§ TASK INSTRUCTIONS
1. Copy out the threat intelligence patent text from "Collective threat intelligence" to "malicious software files.".
2. According to the threat intelligence patent text, by what three criteria are threats categorized?
══ DOCUMENT SECTION
Collective threat intelligence gathering system

摘要

Threat intelligence is collected from a variety of different sources. The threat intelligence information is aggregated, normalized, filtered and scored to identify threats to an information network. Threats are categorized by type, maliciousness and confidence level. Threats are reported to network administrators in a plurality of threat feeds, including for example malicious domains, malicious IP addresses, malicious e-mail addresses, malicious URLs and malicious software files.

主权项

1. A system for collecting threat intelligence information, comprising:
a database for storing threat intelligence information; a threat information collector configured to collect threat intelligence information from a plurality of threat intelligence information sources, the collected threat intelligence information including different formats; a threat intelligence information parser configured to (i) parse the collected threat intelligence information into a common format and (ii) store the parsed threat intelligence information in the database; a threat intelligence information scoring engine configured to (i) receive the parsed threat intelligence information from the database and (ii) calculate at least one threat score based on the parsed threat intelligence information; and a threat intelligence information distributor configured to (i) format the parsed threat intelligence information and the at least one threat score into a plurality of delivery formats and (ii) distribute the formatted threat intelligence information to a plurality of threat intelligence information consumers based on predefined consumer preferences.
════
══ RECORDED INFORMATION
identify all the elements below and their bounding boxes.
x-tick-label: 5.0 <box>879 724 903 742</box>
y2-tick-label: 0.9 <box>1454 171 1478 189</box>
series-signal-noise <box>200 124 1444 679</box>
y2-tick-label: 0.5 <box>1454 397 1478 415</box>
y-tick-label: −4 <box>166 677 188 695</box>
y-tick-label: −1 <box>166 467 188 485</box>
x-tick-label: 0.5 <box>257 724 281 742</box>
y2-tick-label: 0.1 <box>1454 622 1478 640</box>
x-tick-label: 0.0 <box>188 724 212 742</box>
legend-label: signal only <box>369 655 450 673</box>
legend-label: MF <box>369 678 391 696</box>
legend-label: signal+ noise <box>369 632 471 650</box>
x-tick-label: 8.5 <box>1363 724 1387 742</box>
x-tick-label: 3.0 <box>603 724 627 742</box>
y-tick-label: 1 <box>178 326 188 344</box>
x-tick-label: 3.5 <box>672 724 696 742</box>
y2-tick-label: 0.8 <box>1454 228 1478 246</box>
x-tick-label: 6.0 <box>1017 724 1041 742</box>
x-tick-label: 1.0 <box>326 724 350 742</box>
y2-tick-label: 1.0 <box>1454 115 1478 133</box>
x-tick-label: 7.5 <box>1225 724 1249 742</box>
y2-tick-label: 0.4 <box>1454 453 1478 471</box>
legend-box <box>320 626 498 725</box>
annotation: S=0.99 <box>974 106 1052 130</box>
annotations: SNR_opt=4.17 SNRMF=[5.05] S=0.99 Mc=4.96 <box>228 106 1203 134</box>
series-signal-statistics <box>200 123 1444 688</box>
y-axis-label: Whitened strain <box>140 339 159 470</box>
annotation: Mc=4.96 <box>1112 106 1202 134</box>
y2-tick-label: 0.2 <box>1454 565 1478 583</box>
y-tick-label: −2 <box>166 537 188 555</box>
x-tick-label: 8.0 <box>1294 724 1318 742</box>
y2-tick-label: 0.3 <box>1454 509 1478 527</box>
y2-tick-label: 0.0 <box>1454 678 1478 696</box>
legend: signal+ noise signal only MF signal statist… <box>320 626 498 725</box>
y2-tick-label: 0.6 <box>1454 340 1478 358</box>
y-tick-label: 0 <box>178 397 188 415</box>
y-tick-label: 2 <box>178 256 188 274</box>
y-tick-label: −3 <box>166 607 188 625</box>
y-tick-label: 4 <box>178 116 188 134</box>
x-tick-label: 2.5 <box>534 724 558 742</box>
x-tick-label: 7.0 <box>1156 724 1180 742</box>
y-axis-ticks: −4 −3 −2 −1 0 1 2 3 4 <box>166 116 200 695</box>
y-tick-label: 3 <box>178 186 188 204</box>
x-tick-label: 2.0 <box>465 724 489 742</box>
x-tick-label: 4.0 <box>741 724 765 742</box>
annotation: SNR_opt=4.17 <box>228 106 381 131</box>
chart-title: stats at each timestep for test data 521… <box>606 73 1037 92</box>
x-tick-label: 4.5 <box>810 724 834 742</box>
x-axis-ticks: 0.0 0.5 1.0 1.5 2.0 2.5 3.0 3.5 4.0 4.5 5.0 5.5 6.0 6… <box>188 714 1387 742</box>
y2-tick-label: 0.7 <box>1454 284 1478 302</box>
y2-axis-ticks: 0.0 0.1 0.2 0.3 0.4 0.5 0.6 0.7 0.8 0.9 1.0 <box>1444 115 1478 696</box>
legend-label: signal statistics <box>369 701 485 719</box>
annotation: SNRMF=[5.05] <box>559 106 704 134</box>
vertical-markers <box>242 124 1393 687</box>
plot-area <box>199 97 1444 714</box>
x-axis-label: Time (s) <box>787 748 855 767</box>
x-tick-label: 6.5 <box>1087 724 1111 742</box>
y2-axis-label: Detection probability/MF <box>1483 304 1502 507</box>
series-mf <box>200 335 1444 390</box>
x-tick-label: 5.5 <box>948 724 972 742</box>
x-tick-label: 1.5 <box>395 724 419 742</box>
════
§ SET OF ANSWERS
1.
Collective threat intelligence gathering system

摘要

Threat intelligence is collected from a variety of different sources. The threat intelligence information is aggregated, normalized, filtered and scored to identify threats to an information network. Threats are categorized by type, maliciousness and confidence level. Threats are reported to network administrators in a plurality of threat feeds, including for example malicious domains, malicious IP addresses, malicious e-mail addresses, malicious URLs and malicious software files.

2. Threats are categorized by type, maliciousness and confidence level.